● **AVAILABLE RECORDS**
╭──

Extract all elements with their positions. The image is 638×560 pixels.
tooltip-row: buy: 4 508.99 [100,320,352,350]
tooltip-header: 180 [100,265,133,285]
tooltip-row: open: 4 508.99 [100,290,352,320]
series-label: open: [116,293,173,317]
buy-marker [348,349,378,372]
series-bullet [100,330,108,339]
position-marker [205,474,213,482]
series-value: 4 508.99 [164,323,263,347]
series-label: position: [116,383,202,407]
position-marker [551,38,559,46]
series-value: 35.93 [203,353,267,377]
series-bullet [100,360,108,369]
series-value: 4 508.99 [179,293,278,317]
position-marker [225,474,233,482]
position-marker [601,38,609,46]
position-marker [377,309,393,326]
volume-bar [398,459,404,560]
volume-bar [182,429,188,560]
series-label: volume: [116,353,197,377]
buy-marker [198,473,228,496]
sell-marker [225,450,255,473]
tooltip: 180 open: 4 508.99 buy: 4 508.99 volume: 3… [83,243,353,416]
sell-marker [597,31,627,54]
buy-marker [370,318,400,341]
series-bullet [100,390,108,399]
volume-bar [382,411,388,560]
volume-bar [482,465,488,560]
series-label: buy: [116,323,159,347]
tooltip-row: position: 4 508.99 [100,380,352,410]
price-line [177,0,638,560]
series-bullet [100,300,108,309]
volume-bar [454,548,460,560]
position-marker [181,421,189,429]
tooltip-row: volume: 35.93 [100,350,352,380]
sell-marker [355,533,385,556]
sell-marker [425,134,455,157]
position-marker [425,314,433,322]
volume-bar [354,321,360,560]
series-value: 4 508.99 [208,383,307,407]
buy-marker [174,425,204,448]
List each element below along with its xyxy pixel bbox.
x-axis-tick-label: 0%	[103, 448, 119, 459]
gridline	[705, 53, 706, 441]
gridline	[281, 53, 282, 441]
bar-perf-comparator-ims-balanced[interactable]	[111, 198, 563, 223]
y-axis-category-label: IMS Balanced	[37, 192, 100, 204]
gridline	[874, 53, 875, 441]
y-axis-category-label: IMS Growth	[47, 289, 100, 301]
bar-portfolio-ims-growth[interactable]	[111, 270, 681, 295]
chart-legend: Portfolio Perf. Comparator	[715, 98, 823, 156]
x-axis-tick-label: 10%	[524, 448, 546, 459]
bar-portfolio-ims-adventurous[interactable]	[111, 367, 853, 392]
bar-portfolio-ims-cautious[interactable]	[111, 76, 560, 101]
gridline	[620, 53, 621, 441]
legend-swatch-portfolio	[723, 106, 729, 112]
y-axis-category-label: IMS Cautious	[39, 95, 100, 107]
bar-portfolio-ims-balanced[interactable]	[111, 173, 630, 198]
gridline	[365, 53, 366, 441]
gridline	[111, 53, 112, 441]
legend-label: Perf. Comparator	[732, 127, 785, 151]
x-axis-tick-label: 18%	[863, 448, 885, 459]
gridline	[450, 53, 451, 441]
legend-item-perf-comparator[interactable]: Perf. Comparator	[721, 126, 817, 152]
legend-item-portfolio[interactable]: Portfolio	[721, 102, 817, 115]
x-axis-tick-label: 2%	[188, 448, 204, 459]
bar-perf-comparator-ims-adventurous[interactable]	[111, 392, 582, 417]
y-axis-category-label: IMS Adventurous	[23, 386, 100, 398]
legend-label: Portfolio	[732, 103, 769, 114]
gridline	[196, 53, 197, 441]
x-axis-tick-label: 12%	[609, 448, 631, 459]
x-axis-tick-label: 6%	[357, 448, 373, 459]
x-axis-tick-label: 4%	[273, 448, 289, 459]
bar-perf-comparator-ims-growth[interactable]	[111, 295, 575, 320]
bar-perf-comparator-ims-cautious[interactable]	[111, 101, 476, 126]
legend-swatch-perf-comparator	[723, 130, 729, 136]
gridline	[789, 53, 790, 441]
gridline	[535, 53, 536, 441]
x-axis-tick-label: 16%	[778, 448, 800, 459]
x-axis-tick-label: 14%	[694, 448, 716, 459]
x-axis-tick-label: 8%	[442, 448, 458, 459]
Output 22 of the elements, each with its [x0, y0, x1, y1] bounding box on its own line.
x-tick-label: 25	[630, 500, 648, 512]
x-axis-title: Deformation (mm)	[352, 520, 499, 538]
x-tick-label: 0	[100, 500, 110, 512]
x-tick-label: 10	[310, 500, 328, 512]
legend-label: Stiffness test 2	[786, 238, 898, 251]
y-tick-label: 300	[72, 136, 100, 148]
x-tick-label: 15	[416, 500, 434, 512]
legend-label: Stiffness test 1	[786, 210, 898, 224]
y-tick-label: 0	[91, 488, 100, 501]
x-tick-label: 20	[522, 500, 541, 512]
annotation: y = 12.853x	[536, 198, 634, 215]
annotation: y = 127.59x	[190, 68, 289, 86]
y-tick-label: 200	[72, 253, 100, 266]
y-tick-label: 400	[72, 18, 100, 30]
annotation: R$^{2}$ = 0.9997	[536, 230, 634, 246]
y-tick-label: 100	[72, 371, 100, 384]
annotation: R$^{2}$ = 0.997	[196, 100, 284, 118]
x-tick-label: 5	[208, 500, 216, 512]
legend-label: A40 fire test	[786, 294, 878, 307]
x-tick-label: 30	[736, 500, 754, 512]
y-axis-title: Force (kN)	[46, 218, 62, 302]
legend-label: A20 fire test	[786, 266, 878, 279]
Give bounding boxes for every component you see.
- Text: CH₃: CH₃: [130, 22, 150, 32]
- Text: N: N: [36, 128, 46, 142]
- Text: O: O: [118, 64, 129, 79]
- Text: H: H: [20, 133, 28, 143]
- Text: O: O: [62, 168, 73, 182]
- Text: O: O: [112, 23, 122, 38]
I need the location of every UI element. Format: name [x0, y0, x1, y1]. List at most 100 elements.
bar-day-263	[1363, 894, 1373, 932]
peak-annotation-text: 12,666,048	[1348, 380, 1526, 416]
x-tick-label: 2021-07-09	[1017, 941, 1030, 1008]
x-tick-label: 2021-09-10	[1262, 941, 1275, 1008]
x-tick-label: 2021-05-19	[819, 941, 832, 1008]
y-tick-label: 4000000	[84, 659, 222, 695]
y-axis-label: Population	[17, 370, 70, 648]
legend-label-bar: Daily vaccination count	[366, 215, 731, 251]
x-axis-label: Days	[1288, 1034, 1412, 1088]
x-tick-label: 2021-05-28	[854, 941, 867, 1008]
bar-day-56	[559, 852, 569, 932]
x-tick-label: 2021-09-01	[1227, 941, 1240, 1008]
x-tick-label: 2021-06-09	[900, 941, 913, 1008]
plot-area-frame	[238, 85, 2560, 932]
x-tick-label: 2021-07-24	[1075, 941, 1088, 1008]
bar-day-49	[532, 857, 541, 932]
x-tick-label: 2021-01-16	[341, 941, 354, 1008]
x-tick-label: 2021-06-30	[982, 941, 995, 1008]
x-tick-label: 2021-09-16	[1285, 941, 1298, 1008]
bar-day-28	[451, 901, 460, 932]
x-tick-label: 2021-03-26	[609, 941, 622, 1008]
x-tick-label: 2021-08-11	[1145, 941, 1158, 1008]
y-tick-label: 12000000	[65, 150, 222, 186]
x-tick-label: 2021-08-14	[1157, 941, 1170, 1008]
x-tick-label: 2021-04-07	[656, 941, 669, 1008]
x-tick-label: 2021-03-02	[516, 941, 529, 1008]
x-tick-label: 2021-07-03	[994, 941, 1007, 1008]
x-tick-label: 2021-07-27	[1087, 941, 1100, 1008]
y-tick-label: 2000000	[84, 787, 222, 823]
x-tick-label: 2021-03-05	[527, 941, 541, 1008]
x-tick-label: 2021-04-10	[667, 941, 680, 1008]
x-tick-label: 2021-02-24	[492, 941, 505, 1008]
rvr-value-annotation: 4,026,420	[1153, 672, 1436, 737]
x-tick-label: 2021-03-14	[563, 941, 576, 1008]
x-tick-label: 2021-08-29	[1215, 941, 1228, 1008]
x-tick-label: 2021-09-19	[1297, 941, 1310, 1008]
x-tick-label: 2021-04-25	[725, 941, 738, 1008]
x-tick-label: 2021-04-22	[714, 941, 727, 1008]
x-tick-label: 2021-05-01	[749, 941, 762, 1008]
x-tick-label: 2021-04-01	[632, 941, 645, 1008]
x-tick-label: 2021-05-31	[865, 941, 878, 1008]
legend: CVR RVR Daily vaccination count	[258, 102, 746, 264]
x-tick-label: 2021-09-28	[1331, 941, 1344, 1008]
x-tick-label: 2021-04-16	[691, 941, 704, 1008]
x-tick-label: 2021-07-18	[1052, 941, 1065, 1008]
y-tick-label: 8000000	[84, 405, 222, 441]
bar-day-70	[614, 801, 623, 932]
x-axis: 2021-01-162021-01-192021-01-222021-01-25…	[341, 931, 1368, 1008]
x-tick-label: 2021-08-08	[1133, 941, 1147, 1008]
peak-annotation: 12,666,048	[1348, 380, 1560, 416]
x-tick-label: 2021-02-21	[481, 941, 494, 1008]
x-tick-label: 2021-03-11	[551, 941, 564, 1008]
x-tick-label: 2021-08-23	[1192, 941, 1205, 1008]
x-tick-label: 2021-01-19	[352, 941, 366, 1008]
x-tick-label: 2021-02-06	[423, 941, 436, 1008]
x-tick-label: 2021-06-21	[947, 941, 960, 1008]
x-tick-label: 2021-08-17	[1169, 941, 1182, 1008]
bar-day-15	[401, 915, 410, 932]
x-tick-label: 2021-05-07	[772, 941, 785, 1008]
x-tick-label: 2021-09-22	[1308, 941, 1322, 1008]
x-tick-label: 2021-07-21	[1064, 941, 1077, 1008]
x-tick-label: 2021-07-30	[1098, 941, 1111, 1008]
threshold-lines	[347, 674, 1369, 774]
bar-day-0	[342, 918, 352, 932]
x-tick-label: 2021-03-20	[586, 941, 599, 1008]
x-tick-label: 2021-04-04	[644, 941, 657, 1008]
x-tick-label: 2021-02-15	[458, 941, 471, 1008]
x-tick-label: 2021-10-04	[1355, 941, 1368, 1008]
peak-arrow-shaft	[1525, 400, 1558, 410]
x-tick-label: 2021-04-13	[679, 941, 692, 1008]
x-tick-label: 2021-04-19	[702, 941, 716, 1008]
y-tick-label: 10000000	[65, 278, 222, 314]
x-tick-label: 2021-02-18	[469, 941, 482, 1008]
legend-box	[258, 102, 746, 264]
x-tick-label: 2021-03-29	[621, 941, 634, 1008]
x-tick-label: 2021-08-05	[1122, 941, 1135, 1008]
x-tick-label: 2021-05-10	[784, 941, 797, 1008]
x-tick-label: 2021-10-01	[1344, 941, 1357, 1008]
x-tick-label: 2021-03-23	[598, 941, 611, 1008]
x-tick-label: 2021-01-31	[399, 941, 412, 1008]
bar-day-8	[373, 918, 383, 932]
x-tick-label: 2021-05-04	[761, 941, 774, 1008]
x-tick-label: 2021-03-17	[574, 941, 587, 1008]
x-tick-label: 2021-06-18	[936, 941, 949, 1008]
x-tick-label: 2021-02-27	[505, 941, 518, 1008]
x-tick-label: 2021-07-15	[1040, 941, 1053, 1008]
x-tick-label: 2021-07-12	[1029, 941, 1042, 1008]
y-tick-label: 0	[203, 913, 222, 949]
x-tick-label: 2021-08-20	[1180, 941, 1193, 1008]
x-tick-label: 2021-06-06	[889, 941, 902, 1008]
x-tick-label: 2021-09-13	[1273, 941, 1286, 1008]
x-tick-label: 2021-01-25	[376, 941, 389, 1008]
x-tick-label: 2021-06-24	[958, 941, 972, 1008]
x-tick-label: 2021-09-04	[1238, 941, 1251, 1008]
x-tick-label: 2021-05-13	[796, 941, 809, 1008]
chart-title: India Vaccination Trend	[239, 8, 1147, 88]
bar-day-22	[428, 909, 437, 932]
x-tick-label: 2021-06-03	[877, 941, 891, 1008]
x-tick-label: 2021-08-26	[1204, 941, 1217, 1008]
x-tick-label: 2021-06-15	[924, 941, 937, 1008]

╰──

● **REQUIRED TASK**
Please rewrite the stretch of the records from the start through the line containing "series-bullet [100,360,108,369]", changing "tooltip-row" to "tooltip-line" and leaving everything else in those lines as it is.

● **FINISHED ANSWER**
Extract all elements with their positions. The image is 638×560 pixels.
tooltip-line: buy: 4 508.99 [100,320,352,350]
tooltip-header: 180 [100,265,133,285]
tooltip-line: open: 4 508.99 [100,290,352,320]
series-label: open: [116,293,173,317]
buy-marker [348,349,378,372]
series-bullet [100,330,108,339]
position-marker [205,474,213,482]
series-value: 4 508.99 [164,323,263,347]
series-label: position: [116,383,202,407]
position-marker [551,38,559,46]
series-value: 35.93 [203,353,267,377]
series-bullet [100,360,108,369]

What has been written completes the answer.